What the task asks
Produce an exact copy of all the records.

Material supplied
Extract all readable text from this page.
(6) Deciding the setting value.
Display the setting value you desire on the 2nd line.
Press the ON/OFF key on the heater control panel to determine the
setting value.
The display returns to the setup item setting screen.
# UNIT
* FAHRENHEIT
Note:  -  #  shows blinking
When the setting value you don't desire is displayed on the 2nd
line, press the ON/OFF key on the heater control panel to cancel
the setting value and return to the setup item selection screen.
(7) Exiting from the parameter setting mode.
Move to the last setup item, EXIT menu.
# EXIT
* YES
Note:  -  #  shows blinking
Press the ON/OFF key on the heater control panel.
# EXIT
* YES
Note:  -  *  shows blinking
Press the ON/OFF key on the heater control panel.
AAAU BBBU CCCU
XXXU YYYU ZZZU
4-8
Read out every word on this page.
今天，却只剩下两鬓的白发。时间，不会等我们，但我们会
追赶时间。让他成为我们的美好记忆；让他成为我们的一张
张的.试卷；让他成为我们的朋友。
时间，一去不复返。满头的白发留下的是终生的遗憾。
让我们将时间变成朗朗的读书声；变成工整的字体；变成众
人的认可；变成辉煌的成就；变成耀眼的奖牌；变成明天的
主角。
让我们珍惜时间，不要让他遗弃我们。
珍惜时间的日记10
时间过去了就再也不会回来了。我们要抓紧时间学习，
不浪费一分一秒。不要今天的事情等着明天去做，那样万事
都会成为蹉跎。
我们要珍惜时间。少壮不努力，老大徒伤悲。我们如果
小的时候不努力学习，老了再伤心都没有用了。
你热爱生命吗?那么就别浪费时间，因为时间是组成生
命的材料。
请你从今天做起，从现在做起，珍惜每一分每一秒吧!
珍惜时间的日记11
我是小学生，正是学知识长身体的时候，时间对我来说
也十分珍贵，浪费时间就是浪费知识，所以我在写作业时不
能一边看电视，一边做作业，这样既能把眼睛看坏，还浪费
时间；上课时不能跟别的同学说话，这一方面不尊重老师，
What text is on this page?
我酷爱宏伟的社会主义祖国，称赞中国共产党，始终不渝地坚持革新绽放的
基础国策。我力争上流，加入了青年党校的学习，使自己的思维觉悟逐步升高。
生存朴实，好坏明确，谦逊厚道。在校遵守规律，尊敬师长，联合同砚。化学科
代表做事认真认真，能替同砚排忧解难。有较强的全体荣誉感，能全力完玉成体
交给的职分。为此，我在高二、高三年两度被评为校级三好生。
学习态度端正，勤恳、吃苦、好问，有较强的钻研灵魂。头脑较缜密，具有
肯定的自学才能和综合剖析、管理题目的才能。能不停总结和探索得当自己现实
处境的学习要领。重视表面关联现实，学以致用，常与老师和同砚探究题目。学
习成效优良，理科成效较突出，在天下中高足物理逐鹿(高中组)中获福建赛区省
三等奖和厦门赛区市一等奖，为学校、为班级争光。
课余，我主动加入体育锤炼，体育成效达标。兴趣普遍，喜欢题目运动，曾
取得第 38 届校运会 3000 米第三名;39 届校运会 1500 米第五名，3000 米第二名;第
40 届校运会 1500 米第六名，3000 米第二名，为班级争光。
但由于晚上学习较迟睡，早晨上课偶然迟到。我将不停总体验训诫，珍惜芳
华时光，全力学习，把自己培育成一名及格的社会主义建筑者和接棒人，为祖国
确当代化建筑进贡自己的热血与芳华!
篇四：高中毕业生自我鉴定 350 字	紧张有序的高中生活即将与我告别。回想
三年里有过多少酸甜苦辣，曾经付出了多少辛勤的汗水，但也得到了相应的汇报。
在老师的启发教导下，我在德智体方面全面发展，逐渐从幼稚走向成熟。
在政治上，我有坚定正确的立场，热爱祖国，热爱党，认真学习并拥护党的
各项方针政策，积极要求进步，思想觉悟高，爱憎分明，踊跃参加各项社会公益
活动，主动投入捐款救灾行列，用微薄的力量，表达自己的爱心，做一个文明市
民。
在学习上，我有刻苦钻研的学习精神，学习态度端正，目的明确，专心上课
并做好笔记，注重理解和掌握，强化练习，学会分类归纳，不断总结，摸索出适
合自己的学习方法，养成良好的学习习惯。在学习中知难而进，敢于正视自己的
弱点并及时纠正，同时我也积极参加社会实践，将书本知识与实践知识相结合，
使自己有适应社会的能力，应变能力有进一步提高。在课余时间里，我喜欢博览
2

Response to this exercise
Extract all readable text from this page.
(6) Deciding the setting value.
Display the setting value you desire on the 2nd line.
Press the ON/OFF key on the heater control panel to determine the
setting value.
The display returns to the setup item setting screen.
# UNIT
* FAHRENHEIT
Note:  -  #  shows blinking
When the setting value you don't desire is displayed on the 2nd
line, press the ON/OFF key on the heater control panel to cancel
the setting value and return to the setup item selection screen.
(7) Exiting from the parameter setting mode.
Move to the last setup item, EXIT menu.
# EXIT
* YES
Note:  -  #  shows blinking
Press the ON/OFF key on the heater control panel.
# EXIT
* YES
Note:  -  *  shows blinking
Press the ON/OFF key on the heater control panel.
AAAU BBBU CCCU
XXXU YYYU ZZZU
4-8
Read out every word on this page.
今天，却只剩下两鬓的白发。时间，不会等我们，但我们会
追赶时间。让他成为我们的美好记忆；让他成为我们的一张
张的.试卷；让他成为我们的朋友。
时间，一去不复返。满头的白发留下的是终生的遗憾。
让我们将时间变成朗朗的读书声；变成工整的字体；变成众
人的认可；变成辉煌的成就；变成耀眼的奖牌；变成明天的
主角。
让我们珍惜时间，不要让他遗弃我们。
珍惜时间的日记10
时间过去了就再也不会回来了。我们要抓紧时间学习，
不浪费一分一秒。不要今天的事情等着明天去做，那样万事
都会成为蹉跎。
我们要珍惜时间。少壮不努力，老大徒伤悲。我们如果
小的时候不努力学习，老了再伤心都没有用了。
你热爱生命吗?那么就别浪费时间，因为时间是组成生
命的材料。
请你从今天做起，从现在做起，珍惜每一分每一秒吧!
珍惜时间的日记11
我是小学生，正是学知识长身体的时候，时间对我来说
也十分珍贵，浪费时间就是浪费知识，所以我在写作业时不
能一边看电视，一边做作业，这样既能把眼睛看坏，还浪费
时间；上课时不能跟别的同学说话，这一方面不尊重老师，
What text is on this page?
我酷爱宏伟的社会主义祖国，称赞中国共产党，始终不渝地坚持革新绽放的
基础国策。我力争上流，加入了青年党校的学习，使自己的思维觉悟逐步升高。
生存朴实，好坏明确，谦逊厚道。在校遵守规律，尊敬师长，联合同砚。化学科
代表做事认真认真，能替同砚排忧解难。有较强的全体荣誉感，能全力完玉成体
交给的职分。为此，我在高二、高三年两度被评为校级三好生。
学习态度端正，勤恳、吃苦、好问，有较强的钻研灵魂。头脑较缜密，具有
肯定的自学才能和综合剖析、管理题目的才能。能不停总结和探索得当自己现实
处境的学习要领。重视表面关联现实，学以致用，常与老师和同砚探究题目。学
习成效优良，理科成效较突出，在天下中高足物理逐鹿(高中组)中获福建赛区省
三等奖和厦门赛区市一等奖，为学校、为班级争光。
课余，我主动加入体育锤炼，体育成效达标。兴趣普遍，喜欢题目运动，曾
取得第 38 届校运会 3000 米第三名;39 届校运会 1500 米第五名，3000 米第二名;第
40 届校运会 1500 米第六名，3000 米第二名，为班级争光。
但由于晚上学习较迟睡，早晨上课偶然迟到。我将不停总体验训诫，珍惜芳
华时光，全力学习，把自己培育成一名及格的社会主义建筑者和接棒人，为祖国
确当代化建筑进贡自己的热血与芳华!
篇四：高中毕业生自我鉴定 350 字	紧张有序的高中生活即将与我告别。回想
三年里有过多少酸甜苦辣，曾经付出了多少辛勤的汗水，但也得到了相应的汇报。
在老师的启发教导下，我在德智体方面全面发展，逐渐从幼稚走向成熟。
在政治上，我有坚定正确的立场，热爱祖国，热爱党，认真学习并拥护党的
各项方针政策，积极要求进步，思想觉悟高，爱憎分明，踊跃参加各项社会公益
活动，主动投入捐款救灾行列，用微薄的力量，表达自己的爱心，做一个文明市
民。
在学习上，我有刻苦钻研的学习精神，学习态度端正，目的明确，专心上课
并做好笔记，注重理解和掌握，强化练习，学会分类归纳，不断总结，摸索出适
合自己的学习方法，养成良好的学习习惯。在学习中知难而进，敢于正视自己的
弱点并及时纠正，同时我也积极参加社会实践，将书本知识与实践知识相结合，
使自己有适应社会的能力，应变能力有进一步提高。在课余时间里，我喜欢博览
2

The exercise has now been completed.